• Exercise details:
Present every line in which the string "icon" appears.

• Extracted data:
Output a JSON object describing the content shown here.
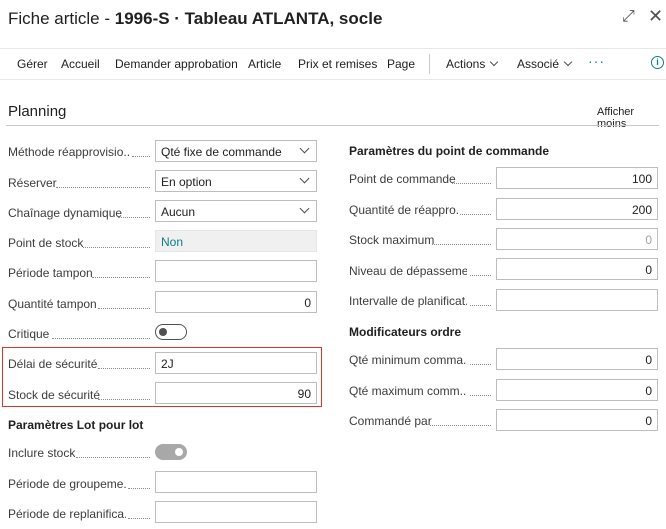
{
  "title": {
    "prefix": "Fiche article - ",
    "name": "1996-S · Tableau ATLANTA, socle"
  },
  "actions": {
    "gerer": "Gérer",
    "accueil": "Accueil",
    "demander": "Demander approbation",
    "article": "Article",
    "prix": "Prix et remises",
    "page": "Page",
    "actions": "Actions",
    "associe": "Associé",
    "more": "···",
    "info": "i"
  },
  "section": {
    "title": "Planning",
    "show_less": "Afficher moins"
  },
  "left": {
    "methode": {
      "label": "Méthode réapprovisio...",
      "value": "Qté fixe de commande"
    },
    "reserver": {
      "label": "Réserver",
      "value": "En option"
    },
    "chainage": {
      "label": "Chaînage dynamique",
      "value": "Aucun"
    },
    "point_stock": {
      "label": "Point de stock",
      "value": "Non"
    },
    "periode_tampon": {
      "label": "Période tampon",
      "value": ""
    },
    "quantite_tampon": {
      "label": "Quantité tampon",
      "value": "0"
    },
    "critique": {
      "label": "Critique",
      "on": false
    },
    "delai": {
      "label": "Délai de sécurité",
      "value": "2J"
    },
    "stock_securite": {
      "label": "Stock de sécurité",
      "value": "90"
    },
    "lot_header": "Paramètres Lot pour lot",
    "inclure": {
      "label": "Inclure stock",
      "on": true
    },
    "groupement": {
      "label": "Période de groupeme...",
      "value": ""
    },
    "replanif": {
      "label": "Période de replanifica...",
      "value": ""
    }
  },
  "right": {
    "header": "Paramètres du point de commande",
    "point_commande": {
      "label": "Point de commande",
      "value": "100"
    },
    "qte_reappro": {
      "label": "Quantité de réappro.",
      "value": "200"
    },
    "stock_max": {
      "label": "Stock maximum",
      "value": "0"
    },
    "niveau_depassement": {
      "label": "Niveau de dépasseme...",
      "value": "0"
    },
    "intervalle": {
      "label": "Intervalle de planificat...",
      "value": ""
    },
    "modif_header": "Modificateurs ordre",
    "qte_min": {
      "label": "Qté minimum comma...",
      "value": "0"
    },
    "qte_max": {
      "label": "Qté maximum comm...",
      "value": "0"
    },
    "commande_par": {
      "label": "Commandé par",
      "value": "0"
    }
  }
}
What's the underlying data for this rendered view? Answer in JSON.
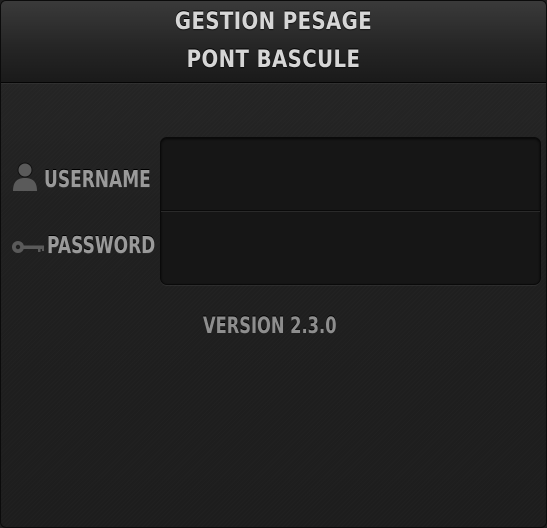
{
  "header": {
    "title_line1": "GESTION PESAGE",
    "title_line2": "PONT BASCULE"
  },
  "login": {
    "username_label": "USERNAME",
    "password_label": "PASSWORD",
    "username_icon": "user-icon",
    "password_icon": "key-icon",
    "username_value": "",
    "password_value": ""
  },
  "footer": {
    "version": "VERSION 2.3.0"
  },
  "colors": {
    "background": "#1f1f1f",
    "header": "#2a2a2a",
    "title_text": "#d6d6d6",
    "label_text": "#9a9a9a",
    "field_background": "#161616"
  }
}
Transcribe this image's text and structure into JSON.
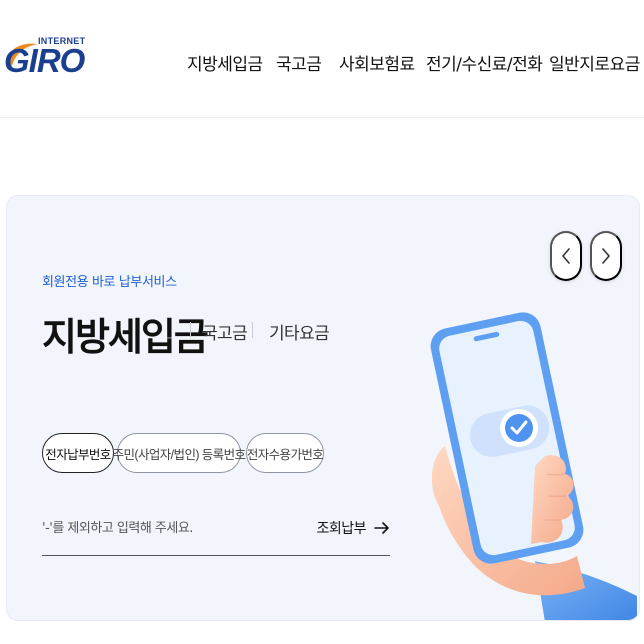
{
  "header": {
    "logo": {
      "small_text": "INTERNET",
      "main_text": "GIRO"
    },
    "nav": [
      {
        "label": "지방세입금"
      },
      {
        "label": "국고금"
      },
      {
        "label": "사회보험료"
      },
      {
        "label": "전기/수신료/전화"
      },
      {
        "label": "일반지로요금"
      }
    ]
  },
  "hero": {
    "subtitle": "회원전용 바로 납부서비스",
    "title": "지방세입금",
    "tabs": [
      {
        "label": "국고금"
      },
      {
        "label": "기타요금"
      }
    ],
    "search_types": [
      {
        "label": "전자납부번호",
        "active": true
      },
      {
        "label": "주민(사업자/법인) 등록번호",
        "active": false
      },
      {
        "label": "전자수용가번호",
        "active": false
      }
    ],
    "input": {
      "placeholder": "'-'를 제외하고 입력해 주세요.",
      "value": ""
    },
    "submit_label": "조회납부",
    "carousel": {
      "prev_icon": "chevron-left-icon",
      "next_icon": "chevron-right-icon"
    }
  },
  "colors": {
    "brand": "#1b3f8f",
    "accent": "#1f5fd6",
    "card_bg": "#f2f6fc",
    "phone_blue": "#6aa6f5"
  }
}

• Response below:
    "username_icon": "user-icon",
    "password_icon": "key-icon",
      "prev_icon": "chevron-left-icon",
      "next_icon": "chevron-right-icon"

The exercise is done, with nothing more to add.